* [Set problem]: Scan the material for the word "واتساب", and copy each line where it shows up.

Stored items
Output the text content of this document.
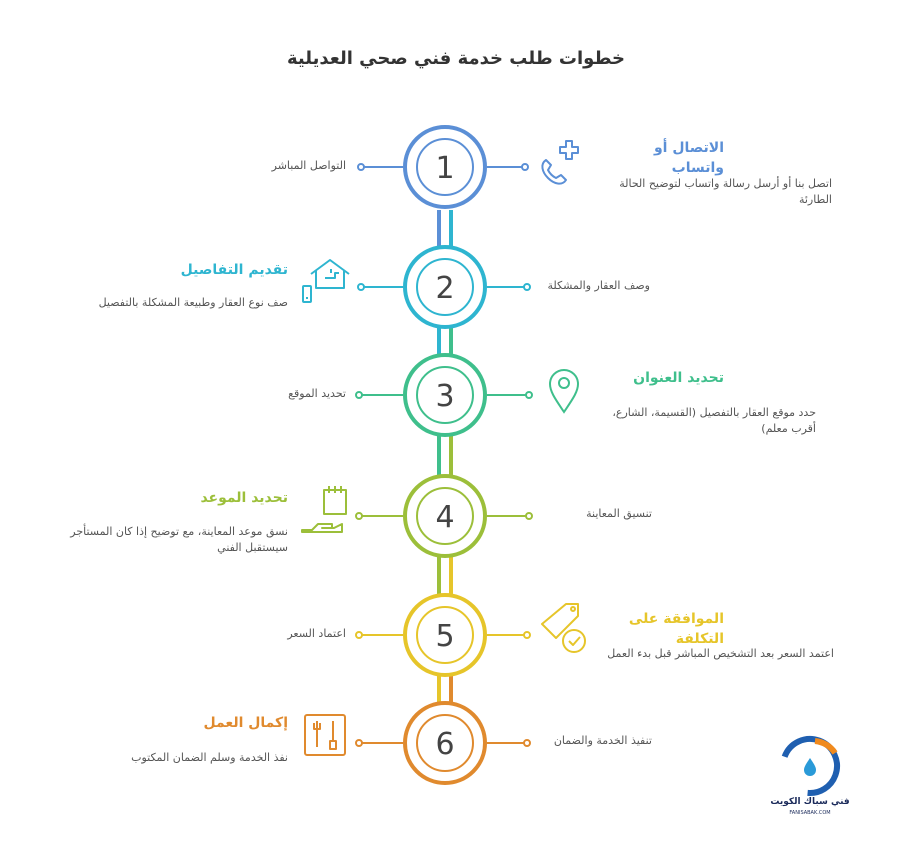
1
2
3
4
5
6
خطوات طلب خدمة فني صحي العديلية
التواصل المباشر
الاتصال أو واتساب
اتصل بنا أو أرسل رسالة واتساب لتوضيح الحالة الطارئة
وصف العقار والمشكلة
تقديم التفاصيل
صف نوع العقار وطبيعة المشكلة بالتفصيل
تحديد الموقع
تحديد العنوان
حدد موقع العقار بالتفصيل (القسيمة، الشارع، أقرب معلم)
تنسيق المعاينة
تحديد الموعد
نسق موعد المعاينة، مع توضيح إذا كان المستأجر سيستقبل الفني
اعتماد السعر
الموافقة على التكلفة
اعتمد السعر بعد التشخيص المباشر قبل بدء العمل
تنفيذ الخدمة والضمان
إكمال العمل
نفذ الخدمة وسلم الضمان المكتوب
فني سباك الكويت
FANISABAK.COM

* [Answer to this task]:
الاتصال أو واتساب
اتصل بنا أو أرسل رسالة واتساب لتوضيح الحالة الطارئة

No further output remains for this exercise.